*** Exercise inputs ***

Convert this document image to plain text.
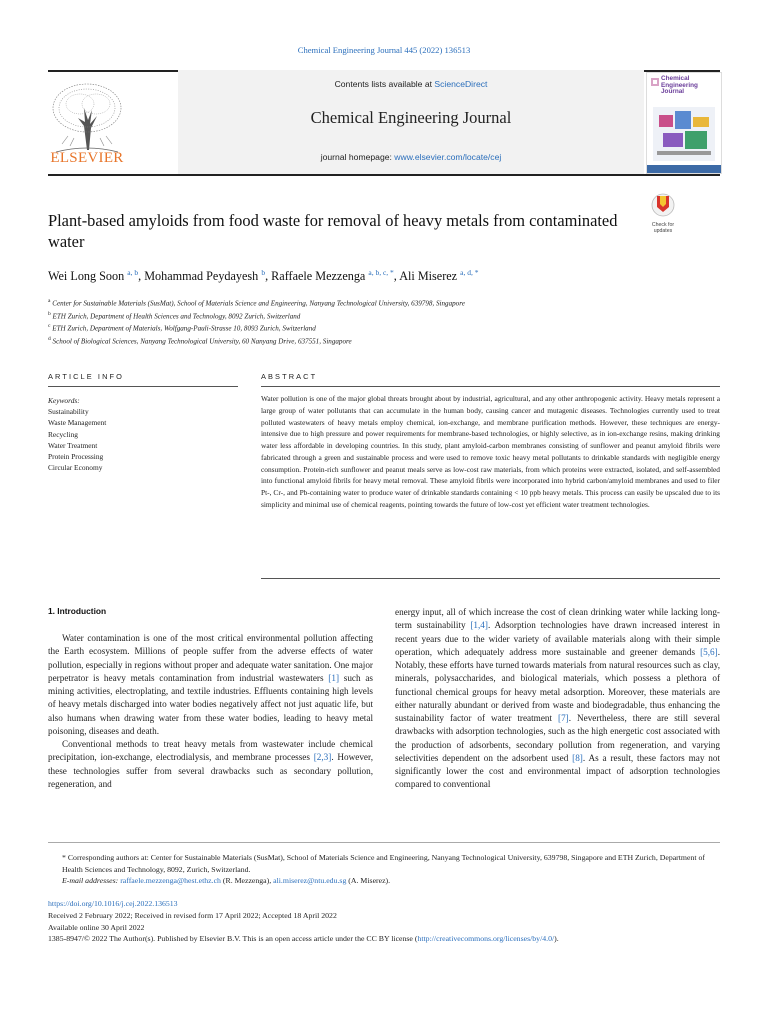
Chemical Engineering Journal 445 (2022) 136513
ELSEVIER
Contents lists available at ScienceDirect
Chemical Engineering Journal
journal homepage: www.elsevier.com/locate/cej
Chemical
Engineering
Journal
Plant-based amyloids from food waste for removal of heavy metals from contaminated water
Check for
updates
Wei Long Soon $^{a, b}$, Mohammad Peydayesh $^b$, Raffaele Mezzenga $^{a, b, c, *}$, Ali Miserez $^{a, d, *}$
$^a$ Center for Sustainable Materials (SusMat), School of Materials Science and Engineering, Nanyang Technological University, 639798, Singapore
$^b$ ETH Zurich, Department of Health Sciences and Technology, 8092 Zurich, Switzerland
$^c$ ETH Zurich, Department of Materials, Wolfgang-Pauli-Strasse 10, 8093 Zurich, Switzerland
$^d$ School of Biological Sciences, Nanyang Technological University, 60 Nanyang Drive, 637551, Singapore
ARTICLE INFO
Keywords:
Sustainability
Waste Management
Recycling
Water Treatment
Protein Processing
Circular Economy
ABSTRACT
Water pollution is one of the major global threats brought about by industrial, agricultural, and any other anthropogenic activity. Heavy metals represent a large group of water pollutants that can accumulate in the human body, causing cancer and mutagenic diseases. Technologies currently used to treat polluted wastewaters of heavy metals employ chemical, ion-exchange, and membrane purification methods. However, these techniques are energy-intensive due to high pressure and power requirements for membrane-based technologies, or highly selective, as in ion-exchange resins, making drinking water less affordable in developing countries. In this study, plant amyloid-carbon membranes consisting of sunflower and peanut amyloid fibrils were fabricated through a green and sustainable process and were used to remove toxic heavy metal pollutants to drinkable standards with negligible energy consumption. Protein-rich sunflower and peanut meals serve as low-cost raw materials, from which proteins were extracted, isolated, and self-assembled into functional amyloid fibrils for heavy metal removal. These amyloid fibrils were incorporated into hybrid carbon/amyloid membranes and used to filer Pt-, Cr-, and Pb-containing water to produce water of drinkable standards containing < 10 ppb heavy metals. This process can easily be upscaled due to its simplicity and minimal use of chemical reagents, pointing towards the future of low-cost yet efficient water treatment technologies.
1. Introduction

Water contamination is one of the most critical environmental pollution affecting the Earth ecosystem. Millions of people suffer from the adverse effects of water pollution, especially in regions without proper and adequate water sanitation. One major perpetrator is heavy metals contamination from industrial wastewaters [1] such as mining activities, electroplating, and textile industries. Effluents containing high levels of heavy metals discharged into water bodies negatively affect not just aquatic life, but also humans when drawing water from these water bodies, leading to heavy metal poisoning, diseases and death.

Conventional methods to treat heavy metals from wastewater include chemical precipitation, ion-exchange, electrodialysis, and membrane processes [2,3]. However, these technologies suffer from several drawbacks such as secondary pollution, regeneration, and

energy input, all of which increase the cost of clean drinking water while lacking long-term sustainability [1,4]. Adsorption technologies have drawn increased interest in recent years due to the wider variety of available materials along with their simple operation, which adequately address more sustainable and greener demands [5,6]. Notably, these efforts have turned towards materials from natural resources such as clay, minerals, polysaccharides, and biological materials, which possess a plethora of functional chemical groups for heavy metal adsorption. Moreover, these materials are either naturally abundant or derived from waste and biodegradable, thus enhancing the sustainability factor of water treatment [7]. Nevertheless, there are still several drawbacks with adsorption technologies, such as the high energetic cost associated with the production of adsorbents, secondary pollution from regeneration, and varying selectivities dependent on the adsorbent used [8]. As a result, these factors may not significantly lower the cost and environmental impact of adsorption technologies compared to conventional

* Corresponding authors at: Center for Sustainable Materials (SusMat), School of Materials Science and Engineering, Nanyang Technological University, 639798, Singapore and ETH Zurich, Department of Health Sciences and Technology, 8092, Zurich, Switzerland.
E-mail addresses: raffaele.mezzenga@hest.ethz.ch (R. Mezzenga), ali.miserez@ntu.edu.sg (A. Miserez).
https://doi.org/10.1016/j.cej.2022.136513
Received 2 February 2022; Received in revised form 17 April 2022; Accepted 18 April 2022
Available online 30 April 2022
1385-8947/© 2022 The Author(s). Published by Elsevier B.V. This is an open access article under the CC BY license (http://creativecommons.org/licenses/by/4.0/).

*** End of Exercise inputs ***

# What the task asks:
Scan the records above and report every line with the string "Singapore".

# Solution to this problem:
$^a$ Center for Sustainable Materials (SusMat), School of Materials Science and Engineering, Nanyang Technological University, 639798, Singapore
$^d$ School of Biological Sciences, Nanyang Technological University, 60 Nanyang Drive, 637551, Singapore
* Corresponding authors at: Center for Sustainable Materials (SusMat), School of Materials Science and Engineering, Nanyang Technological University, 639798, Singapore and ETH Zurich, Department of Health Sciences and Technology, 8092, Zurich, Switzerland.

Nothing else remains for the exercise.